=== PROBLEM DESCRIPTION ===
Copy each line of the records below verbatim, omitting the pictures.

=== DATA SHOWN ===
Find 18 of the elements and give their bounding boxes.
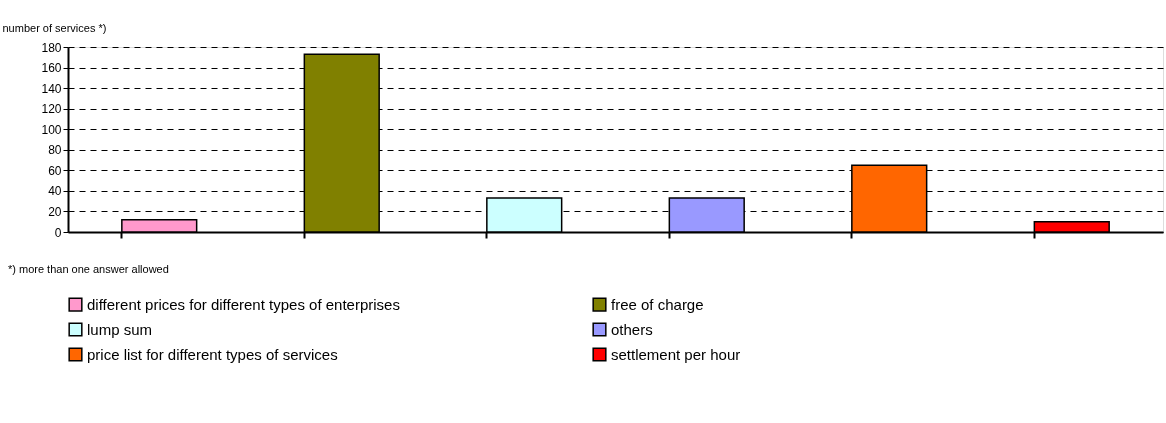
y-tick-label: 80 — [48, 143, 62, 158]
y-tick-label: 180 — [41, 40, 62, 55]
legend-label: others — [611, 320, 653, 338]
y-tick-label: 0 — [54, 225, 62, 240]
y-tick-label: 100 — [41, 122, 62, 137]
text: *) more than one answer allowed — [8, 263, 169, 275]
legend-label: free of charge — [611, 295, 704, 313]
legend-label: lump sum — [87, 320, 153, 338]
y-tick-label: 160 — [41, 61, 62, 76]
y-tick-label: 140 — [41, 81, 62, 96]
y-tick-label: 60 — [48, 163, 62, 178]
y-tick-label: 40 — [48, 184, 62, 199]
y-tick-label: 20 — [48, 204, 62, 219]
y-tick-label: 120 — [41, 102, 62, 117]
legend-label: different prices for different types of enterprises — [87, 295, 400, 313]
legend-label: price list for different types of services — [87, 345, 338, 363]
legend-label: settlement per hour — [611, 345, 741, 363]
y-axis-title: number of services *) — [2, 21, 107, 34]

=== WORKED SOLUTION ===
Find 18 of the elements and give their bounding boxes.
y-tick-label: 80 — [48, 143, 62, 158]
y-tick-label: 180 — [41, 40, 62, 55]
legend-label: others — [611, 320, 653, 338]
y-tick-label: 0 — [54, 225, 62, 240]
y-tick-label: 100 — [41, 122, 62, 137]
text: *) more than one answer allowed — [8, 263, 169, 275]
legend-label: free of charge — [611, 295, 704, 313]
legend-label: lump sum — [87, 320, 153, 338]
y-tick-label: 160 — [41, 61, 62, 76]
y-tick-label: 140 — [41, 81, 62, 96]
y-tick-label: 60 — [48, 163, 62, 178]
y-tick-label: 40 — [48, 184, 62, 199]
y-tick-label: 20 — [48, 204, 62, 219]
y-tick-label: 120 — [41, 102, 62, 117]
legend-label: different prices for different types of enterprises — [87, 295, 400, 313]
legend-label: price list for different types of services — [87, 345, 338, 363]
legend-label: settlement per hour — [611, 345, 741, 363]
y-axis-title: number of services *) — [2, 21, 107, 34]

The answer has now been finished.